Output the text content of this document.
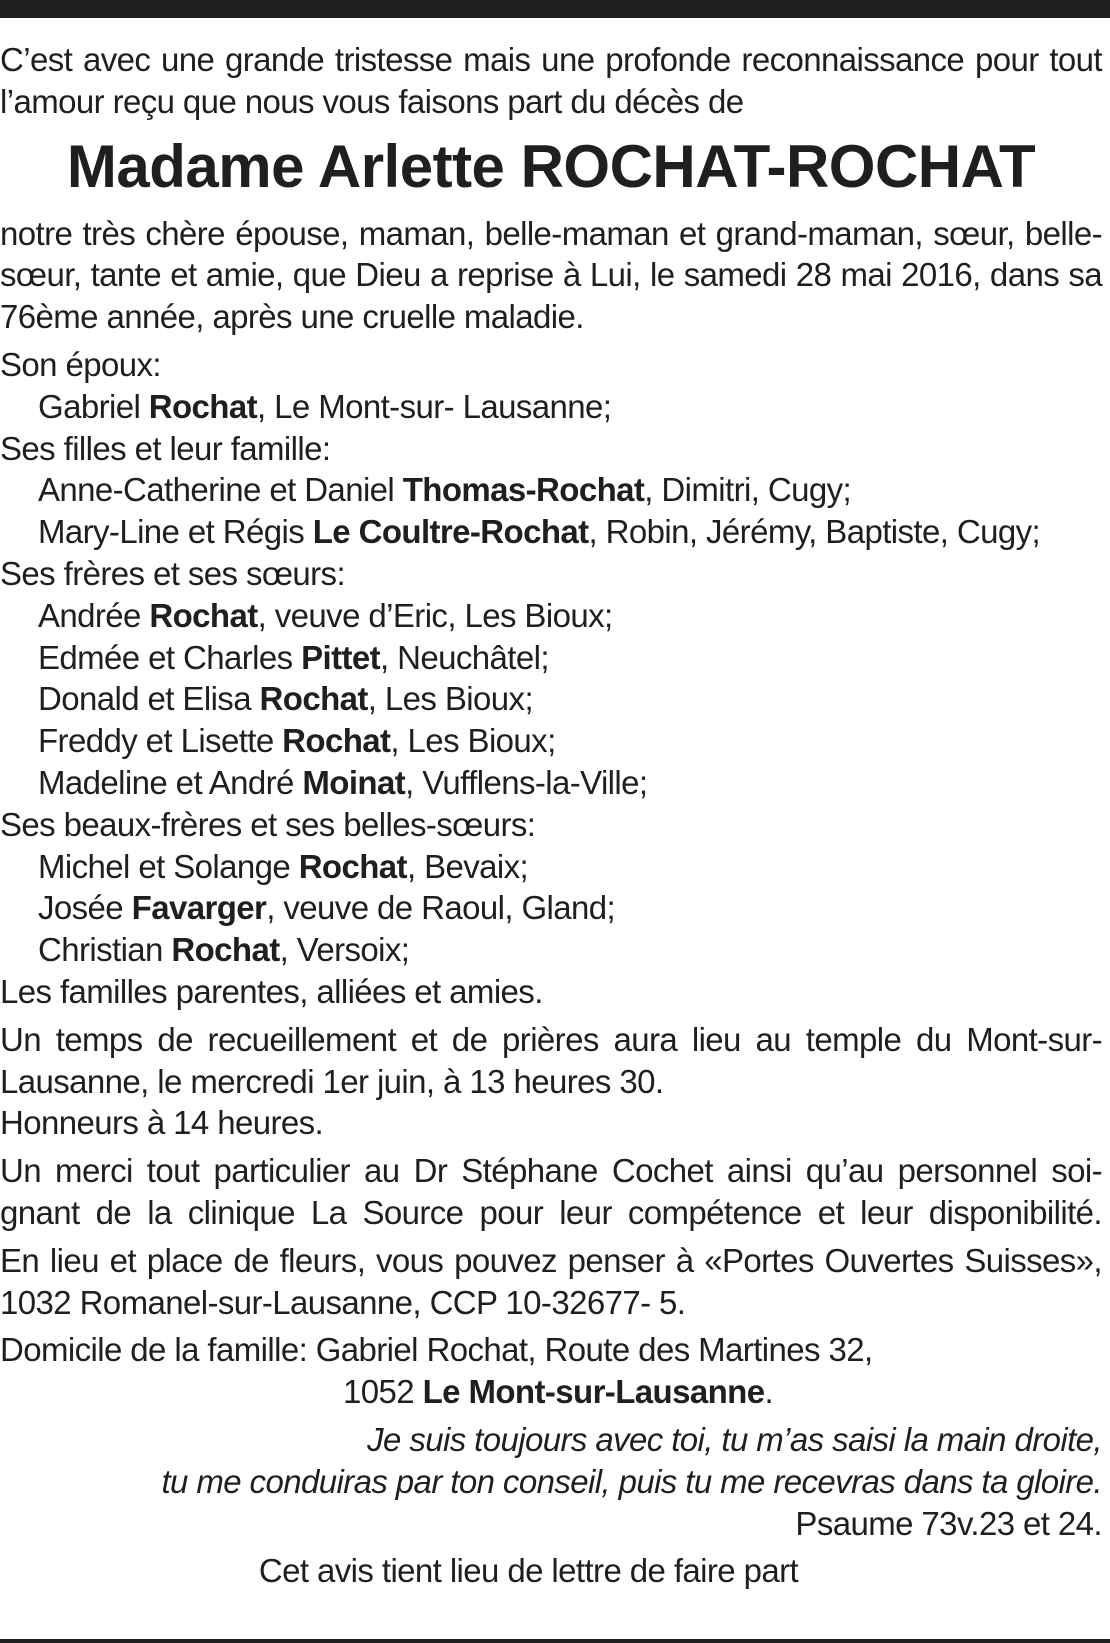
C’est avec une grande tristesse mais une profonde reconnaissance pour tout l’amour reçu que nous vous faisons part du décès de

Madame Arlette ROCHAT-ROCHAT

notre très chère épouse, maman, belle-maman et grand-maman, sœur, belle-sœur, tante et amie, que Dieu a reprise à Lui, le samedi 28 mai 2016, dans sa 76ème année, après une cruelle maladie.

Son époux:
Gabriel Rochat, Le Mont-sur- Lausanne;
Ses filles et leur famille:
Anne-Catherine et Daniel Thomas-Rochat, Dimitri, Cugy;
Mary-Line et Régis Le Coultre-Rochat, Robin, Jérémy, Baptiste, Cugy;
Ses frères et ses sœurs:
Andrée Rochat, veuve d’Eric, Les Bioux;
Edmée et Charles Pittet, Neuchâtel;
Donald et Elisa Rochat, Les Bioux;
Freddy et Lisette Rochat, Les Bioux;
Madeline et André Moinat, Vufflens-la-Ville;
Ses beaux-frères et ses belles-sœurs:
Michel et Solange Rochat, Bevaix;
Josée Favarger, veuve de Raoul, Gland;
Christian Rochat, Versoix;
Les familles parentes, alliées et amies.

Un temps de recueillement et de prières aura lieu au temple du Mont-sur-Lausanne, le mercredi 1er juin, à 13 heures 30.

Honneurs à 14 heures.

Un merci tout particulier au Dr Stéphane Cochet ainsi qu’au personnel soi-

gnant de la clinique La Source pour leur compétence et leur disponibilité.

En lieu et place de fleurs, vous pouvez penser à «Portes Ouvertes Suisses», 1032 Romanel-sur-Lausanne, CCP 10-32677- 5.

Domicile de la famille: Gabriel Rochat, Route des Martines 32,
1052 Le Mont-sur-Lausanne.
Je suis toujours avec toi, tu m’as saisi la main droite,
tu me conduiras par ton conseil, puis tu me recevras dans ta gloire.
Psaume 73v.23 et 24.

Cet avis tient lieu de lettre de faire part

□ □ □ □ □ □ □

Pictures in the records must not appear in the copy; transcribe everything else precisely.

Output the text content of this document.
C’est avec une grande tristesse mais une profonde reconnaissance pour tout l’amour reçu que nous vous faisons part du décès de

Madame Arlette ROCHAT-ROCHAT

notre très chère épouse, maman, belle-maman et grand-maman, sœur, belle-sœur, tante et amie, que Dieu a reprise à Lui, le samedi 28 mai 2016, dans sa 76ème année, après une cruelle maladie.

Son époux:
Gabriel Rochat, Le Mont-sur- Lausanne;
Ses filles et leur famille:
Anne-Catherine et Daniel Thomas-Rochat, Dimitri, Cugy;
Mary-Line et Régis Le Coultre-Rochat, Robin, Jérémy, Baptiste, Cugy;
Ses frères et ses sœurs:
Andrée Rochat, veuve d’Eric, Les Bioux;
Edmée et Charles Pittet, Neuchâtel;
Donald et Elisa Rochat, Les Bioux;
Freddy et Lisette Rochat, Les Bioux;
Madeline et André Moinat, Vufflens-la-Ville;
Ses beaux-frères et ses belles-sœurs:
Michel et Solange Rochat, Bevaix;
Josée Favarger, veuve de Raoul, Gland;
Christian Rochat, Versoix;
Les familles parentes, alliées et amies.

Un temps de recueillement et de prières aura lieu au temple du Mont-sur-Lausanne, le mercredi 1er juin, à 13 heures 30.

Honneurs à 14 heures.

Un merci tout particulier au Dr Stéphane Cochet ainsi qu’au personnel soi-

gnant de la clinique La Source pour leur compétence et leur disponibilité.

En lieu et place de fleurs, vous pouvez penser à «Portes Ouvertes Suisses», 1032 Romanel-sur-Lausanne, CCP 10-32677- 5.

Domicile de la famille: Gabriel Rochat, Route des Martines 32,
1052 Le Mont-sur-Lausanne.
Je suis toujours avec toi, tu m’as saisi la main droite,
tu me conduiras par ton conseil, puis tu me recevras dans ta gloire.
Psaume 73v.23 et 24.

Cet avis tient lieu de lettre de faire part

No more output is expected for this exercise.